* [抜粋]
+ + +

指数法則 a^b × a^c = a^(b+c) を型を使って示せ
to :: (b -> a, c -> a) -> Either b c -> a
from :: (Either b c -> a) -> (b -> a, c -> a)
を作って、 to . from = id
かつ from . to = id
を示せば良い。
to :: (b -> a, c -> a) -> Either b c -> a
to (f, g) = \x -> case x of
Left b -> f b
Right c -> g c
from :: (Either b c -> a) -> (b -> a, c -> a)
from h = (\b -> h (Left b), \c -> h (Right c))
以下の =
は束縛とかじゃなくてプログラム運算みたいなものです
to (from h) -- f <- \b' -> h (Left b'), g <- \c' -> h (Right c') に置き換え
= \x -> case x of -- 二箇所とも簡約
Left b -> (\b' -> h (Left b')) b
Right c -> (\c' -> h (Right c')) c
= \x -> case x of -- x の中身にかかわらずそのまま値を h に与えているので、id …だよね?

+ + +

* [提供レコード]
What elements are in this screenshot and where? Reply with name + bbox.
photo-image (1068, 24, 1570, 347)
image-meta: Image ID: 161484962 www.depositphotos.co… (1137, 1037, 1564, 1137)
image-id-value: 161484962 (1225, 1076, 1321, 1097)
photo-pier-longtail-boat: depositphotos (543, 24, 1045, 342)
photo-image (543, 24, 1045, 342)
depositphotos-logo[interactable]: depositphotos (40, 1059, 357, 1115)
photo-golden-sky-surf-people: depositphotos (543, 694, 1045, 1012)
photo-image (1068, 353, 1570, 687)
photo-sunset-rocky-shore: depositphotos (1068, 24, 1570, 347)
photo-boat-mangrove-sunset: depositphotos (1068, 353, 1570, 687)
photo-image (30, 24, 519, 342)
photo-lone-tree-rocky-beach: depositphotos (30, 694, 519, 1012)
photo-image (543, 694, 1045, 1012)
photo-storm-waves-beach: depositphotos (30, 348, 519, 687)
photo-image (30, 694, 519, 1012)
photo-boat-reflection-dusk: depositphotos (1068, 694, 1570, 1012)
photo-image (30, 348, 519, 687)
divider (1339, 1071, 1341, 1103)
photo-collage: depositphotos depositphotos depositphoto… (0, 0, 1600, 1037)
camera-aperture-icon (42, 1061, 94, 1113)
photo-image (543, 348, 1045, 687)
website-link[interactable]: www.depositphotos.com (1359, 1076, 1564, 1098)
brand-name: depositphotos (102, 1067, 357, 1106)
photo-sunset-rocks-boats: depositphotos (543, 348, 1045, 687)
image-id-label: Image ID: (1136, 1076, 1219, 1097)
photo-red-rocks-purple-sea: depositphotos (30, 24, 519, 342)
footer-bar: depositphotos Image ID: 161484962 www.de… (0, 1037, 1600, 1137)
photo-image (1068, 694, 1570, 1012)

+ + +

* [やること]
• A. 抜粋から、「from h = (\b」を含む語句で始まり「h に与えているので、id …だよね?」で終わる部分を書き写せ。
• B. 抜粋について次に答えよ。
(i) to と from を作ったあと、示せば良いとされている二つの等式は何か。
(ii) 「以下の =」は何ではなく、何のようなものだと述べられているか。
(iii) 定義では、from h はどのようなペアになるか。
レコードは抜粋の内容とは関係がない。

* [設問別の解答]
• A.
from h = (\b -> h (Left b), \c -> h (Right c))
以下の =
は束縛とかじゃなくてプログラム運算みたいなものです
to (from h) -- f <- \b' -> h (Left b'), g <- \c' -> h (Right c') に置き換え
= \x -> case x of -- 二箇所とも簡約
Left b -> (\b' -> h (Left b')) b
Right c -> (\c' -> h (Right c')) c
= \x -> case x of -- x の中身にかかわらずそのまま値を h に与えているので、id …だよね?

• B.
(i) to . from = id と from . to = id
(ii) 束縛ではなく、プログラム運算のようなもの
(iii) (\b -> h (Left b), \c -> h (Right c))